To be done: Reproduce the listing that follows with no differences at all.

Material supplied:
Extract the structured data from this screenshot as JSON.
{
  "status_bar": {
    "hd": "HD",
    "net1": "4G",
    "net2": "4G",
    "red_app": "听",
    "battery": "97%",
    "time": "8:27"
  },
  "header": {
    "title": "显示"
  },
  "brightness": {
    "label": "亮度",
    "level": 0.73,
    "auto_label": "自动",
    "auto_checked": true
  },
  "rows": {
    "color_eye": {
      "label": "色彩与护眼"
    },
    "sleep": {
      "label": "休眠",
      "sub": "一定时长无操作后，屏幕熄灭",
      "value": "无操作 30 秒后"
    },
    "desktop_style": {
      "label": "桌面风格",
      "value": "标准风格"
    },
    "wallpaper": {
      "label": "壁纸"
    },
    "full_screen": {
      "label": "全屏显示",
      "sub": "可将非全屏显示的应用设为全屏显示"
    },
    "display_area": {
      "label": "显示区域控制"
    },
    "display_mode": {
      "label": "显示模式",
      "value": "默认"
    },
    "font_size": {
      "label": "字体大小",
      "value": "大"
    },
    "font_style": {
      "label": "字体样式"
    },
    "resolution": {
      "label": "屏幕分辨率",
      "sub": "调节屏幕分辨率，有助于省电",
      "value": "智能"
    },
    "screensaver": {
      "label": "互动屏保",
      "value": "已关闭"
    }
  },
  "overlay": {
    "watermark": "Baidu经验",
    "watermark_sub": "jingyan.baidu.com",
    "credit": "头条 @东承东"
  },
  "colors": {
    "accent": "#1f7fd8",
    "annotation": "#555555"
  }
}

Solution to the exercise:
Extract the structured data from this screenshot as JSON.
{
  "status_bar": {
    "hd": "HD",
    "net1": "4G",
    "net2": "4G",
    "red_app": "听",
    "battery": "97%",
    "time": "8:27"
  },
  "header": {
    "title": "显示"
  },
  "brightness": {
    "label": "亮度",
    "level": 0.73,
    "auto_label": "自动",
    "auto_checked": true
  },
  "rows": {
    "color_eye": {
      "label": "色彩与护眼"
    },
    "sleep": {
      "label": "休眠",
      "sub": "一定时长无操作后，屏幕熄灭",
      "value": "无操作 30 秒后"
    },
    "desktop_style": {
      "label": "桌面风格",
      "value": "标准风格"
    },
    "wallpaper": {
      "label": "壁纸"
    },
    "full_screen": {
      "label": "全屏显示",
      "sub": "可将非全屏显示的应用设为全屏显示"
    },
    "display_area": {
      "label": "显示区域控制"
    },
    "display_mode": {
      "label": "显示模式",
      "value": "默认"
    },
    "font_size": {
      "label": "字体大小",
      "value": "大"
    },
    "font_style": {
      "label": "字体样式"
    },
    "resolution": {
      "label": "屏幕分辨率",
      "sub": "调节屏幕分辨率，有助于省电",
      "value": "智能"
    },
    "screensaver": {
      "label": "互动屏保",
      "value": "已关闭"
    }
  },
  "overlay": {
    "watermark": "Baidu经验",
    "watermark_sub": "jingyan.baidu.com",
    "credit": "头条 @东承东"
  },
  "colors": {
    "accent": "#1f7fd8",
    "annotation": "#555555"
  }
}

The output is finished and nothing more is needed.